TASK DATA –
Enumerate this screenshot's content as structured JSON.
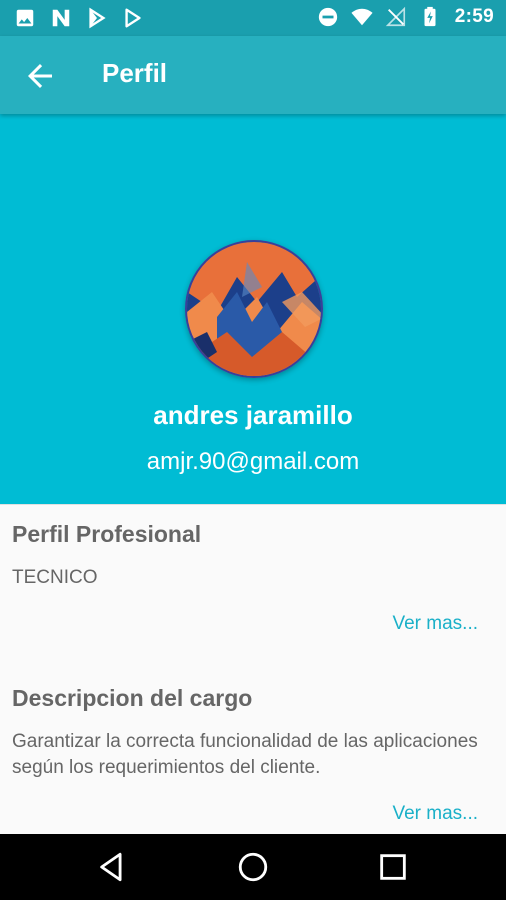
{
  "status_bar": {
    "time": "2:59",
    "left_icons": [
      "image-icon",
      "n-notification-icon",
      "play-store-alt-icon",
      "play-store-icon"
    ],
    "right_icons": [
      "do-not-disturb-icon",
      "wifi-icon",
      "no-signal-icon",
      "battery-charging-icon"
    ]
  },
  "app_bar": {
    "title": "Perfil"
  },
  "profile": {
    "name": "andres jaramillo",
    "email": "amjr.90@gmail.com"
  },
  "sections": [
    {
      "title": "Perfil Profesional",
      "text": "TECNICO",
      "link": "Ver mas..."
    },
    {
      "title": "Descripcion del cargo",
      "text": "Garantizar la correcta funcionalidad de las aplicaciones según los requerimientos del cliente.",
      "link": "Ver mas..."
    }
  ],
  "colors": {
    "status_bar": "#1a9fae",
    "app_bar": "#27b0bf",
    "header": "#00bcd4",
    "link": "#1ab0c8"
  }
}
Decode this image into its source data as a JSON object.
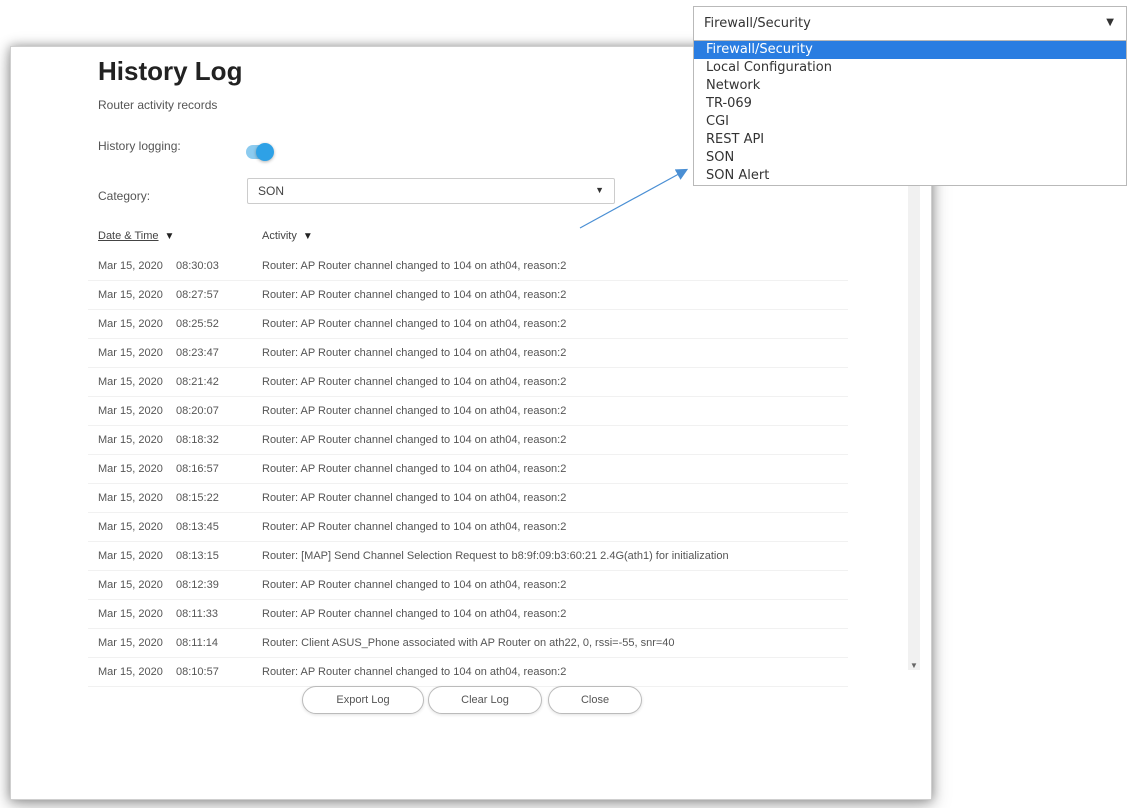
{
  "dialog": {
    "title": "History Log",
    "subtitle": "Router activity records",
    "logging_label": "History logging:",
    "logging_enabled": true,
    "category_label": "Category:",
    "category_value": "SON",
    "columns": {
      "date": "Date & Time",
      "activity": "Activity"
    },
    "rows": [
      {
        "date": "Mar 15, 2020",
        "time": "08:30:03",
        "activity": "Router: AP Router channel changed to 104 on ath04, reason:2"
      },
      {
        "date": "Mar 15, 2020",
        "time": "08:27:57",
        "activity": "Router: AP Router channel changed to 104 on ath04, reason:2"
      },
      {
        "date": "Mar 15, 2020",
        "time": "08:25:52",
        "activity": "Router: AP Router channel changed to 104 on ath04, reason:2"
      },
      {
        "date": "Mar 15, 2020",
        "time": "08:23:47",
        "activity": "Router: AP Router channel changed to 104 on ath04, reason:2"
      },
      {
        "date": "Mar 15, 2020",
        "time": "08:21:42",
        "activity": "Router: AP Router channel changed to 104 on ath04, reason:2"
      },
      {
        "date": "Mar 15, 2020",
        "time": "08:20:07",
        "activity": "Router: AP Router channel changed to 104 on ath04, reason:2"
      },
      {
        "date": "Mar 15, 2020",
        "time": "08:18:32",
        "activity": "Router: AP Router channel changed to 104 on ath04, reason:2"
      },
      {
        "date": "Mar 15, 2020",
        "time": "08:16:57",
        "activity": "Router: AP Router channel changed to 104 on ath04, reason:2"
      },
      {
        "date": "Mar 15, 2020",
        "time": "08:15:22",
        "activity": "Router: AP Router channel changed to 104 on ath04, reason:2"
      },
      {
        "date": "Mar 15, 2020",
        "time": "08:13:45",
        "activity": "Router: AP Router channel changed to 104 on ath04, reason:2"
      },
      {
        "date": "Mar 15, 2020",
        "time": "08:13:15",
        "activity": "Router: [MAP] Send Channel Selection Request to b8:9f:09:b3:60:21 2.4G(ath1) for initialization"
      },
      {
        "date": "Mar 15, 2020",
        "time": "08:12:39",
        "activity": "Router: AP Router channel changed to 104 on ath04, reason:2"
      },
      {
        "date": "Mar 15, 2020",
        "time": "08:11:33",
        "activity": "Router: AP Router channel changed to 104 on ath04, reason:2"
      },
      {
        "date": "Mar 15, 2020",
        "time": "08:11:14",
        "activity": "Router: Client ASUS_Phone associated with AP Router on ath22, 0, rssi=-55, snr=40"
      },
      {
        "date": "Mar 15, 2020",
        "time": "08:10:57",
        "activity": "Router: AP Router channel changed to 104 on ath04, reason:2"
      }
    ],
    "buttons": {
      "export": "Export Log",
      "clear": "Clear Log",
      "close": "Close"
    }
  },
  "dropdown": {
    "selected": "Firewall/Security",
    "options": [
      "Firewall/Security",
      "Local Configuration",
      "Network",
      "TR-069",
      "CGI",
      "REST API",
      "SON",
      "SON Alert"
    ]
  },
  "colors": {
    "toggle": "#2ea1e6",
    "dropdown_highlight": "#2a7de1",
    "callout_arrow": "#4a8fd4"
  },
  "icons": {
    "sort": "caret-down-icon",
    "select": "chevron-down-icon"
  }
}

DO THIS – Leave out every picture and copy the rest of the records exactly.

WRITTEN RESPONSE –
Enumerate this screenshot's content as structured JSON.
{
  "status_bar": {
    "time": "2:59",
    "left_icons": [
      "image-icon",
      "n-notification-icon",
      "play-store-alt-icon",
      "play-store-icon"
    ],
    "right_icons": [
      "do-not-disturb-icon",
      "wifi-icon",
      "no-signal-icon",
      "battery-charging-icon"
    ]
  },
  "app_bar": {
    "title": "Perfil"
  },
  "profile": {
    "name": "andres jaramillo",
    "email": "amjr.90@gmail.com"
  },
  "sections": [
    {
      "title": "Perfil Profesional",
      "text": "TECNICO",
      "link": "Ver mas..."
    },
    {
      "title": "Descripcion del cargo",
      "text": "Garantizar la correcta funcionalidad de las aplicaciones según los requerimientos del cliente.",
      "link": "Ver mas..."
    }
  ],
  "colors": {
    "status_bar": "#1a9fae",
    "app_bar": "#27b0bf",
    "header": "#00bcd4",
    "link": "#1ab0c8"
  }
}
Decode this image into its source data as a JSON object.
{
  "dialog": {
    "title": "History Log",
    "subtitle": "Router activity records",
    "logging_label": "History logging:",
    "logging_enabled": true,
    "category_label": "Category:",
    "category_value": "SON",
    "columns": {
      "date": "Date & Time",
      "activity": "Activity"
    },
    "rows": [
      {
        "date": "Mar 15, 2020",
        "time": "08:30:03",
        "activity": "Router: AP Router channel changed to 104 on ath04, reason:2"
      },
      {
        "date": "Mar 15, 2020",
        "time": "08:27:57",
        "activity": "Router: AP Router channel changed to 104 on ath04, reason:2"
      },
      {
        "date": "Mar 15, 2020",
        "time": "08:25:52",
        "activity": "Router: AP Router channel changed to 104 on ath04, reason:2"
      },
      {
        "date": "Mar 15, 2020",
        "time": "08:23:47",
        "activity": "Router: AP Router channel changed to 104 on ath04, reason:2"
      },
      {
        "date": "Mar 15, 2020",
        "time": "08:21:42",
        "activity": "Router: AP Router channel changed to 104 on ath04, reason:2"
      },
      {
        "date": "Mar 15, 2020",
        "time": "08:20:07",
        "activity": "Router: AP Router channel changed to 104 on ath04, reason:2"
      },
      {
        "date": "Mar 15, 2020",
        "time": "08:18:32",
        "activity": "Router: AP Router channel changed to 104 on ath04, reason:2"
      },
      {
        "date": "Mar 15, 2020",
        "time": "08:16:57",
        "activity": "Router: AP Router channel changed to 104 on ath04, reason:2"
      },
      {
        "date": "Mar 15, 2020",
        "time": "08:15:22",
        "activity": "Router: AP Router channel changed to 104 on ath04, reason:2"
      },
      {
        "date": "Mar 15, 2020",
        "time": "08:13:45",
        "activity": "Router: AP Router channel changed to 104 on ath04, reason:2"
      },
      {
        "date": "Mar 15, 2020",
        "time": "08:13:15",
        "activity": "Router: [MAP] Send Channel Selection Request to b8:9f:09:b3:60:21 2.4G(ath1) for initialization"
      },
      {
        "date": "Mar 15, 2020",
        "time": "08:12:39",
        "activity": "Router: AP Router channel changed to 104 on ath04, reason:2"
      },
      {
        "date": "Mar 15, 2020",
        "time": "08:11:33",
        "activity": "Router: AP Router channel changed to 104 on ath04, reason:2"
      },
      {
        "date": "Mar 15, 2020",
        "time": "08:11:14",
        "activity": "Router: Client ASUS_Phone associated with AP Router on ath22, 0, rssi=-55, snr=40"
      },
      {
        "date": "Mar 15, 2020",
        "time": "08:10:57",
        "activity": "Router: AP Router channel changed to 104 on ath04, reason:2"
      }
    ],
    "buttons": {
      "export": "Export Log",
      "clear": "Clear Log",
      "close": "Close"
    }
  },
  "dropdown": {
    "selected": "Firewall/Security",
    "options": [
      "Firewall/Security",
      "Local Configuration",
      "Network",
      "TR-069",
      "CGI",
      "REST API",
      "SON",
      "SON Alert"
    ]
  },
  "colors": {
    "toggle": "#2ea1e6",
    "dropdown_highlight": "#2a7de1",
    "callout_arrow": "#4a8fd4"
  },
  "icons": {
    "sort": "caret-down-icon",
    "select": "chevron-down-icon"
  }
}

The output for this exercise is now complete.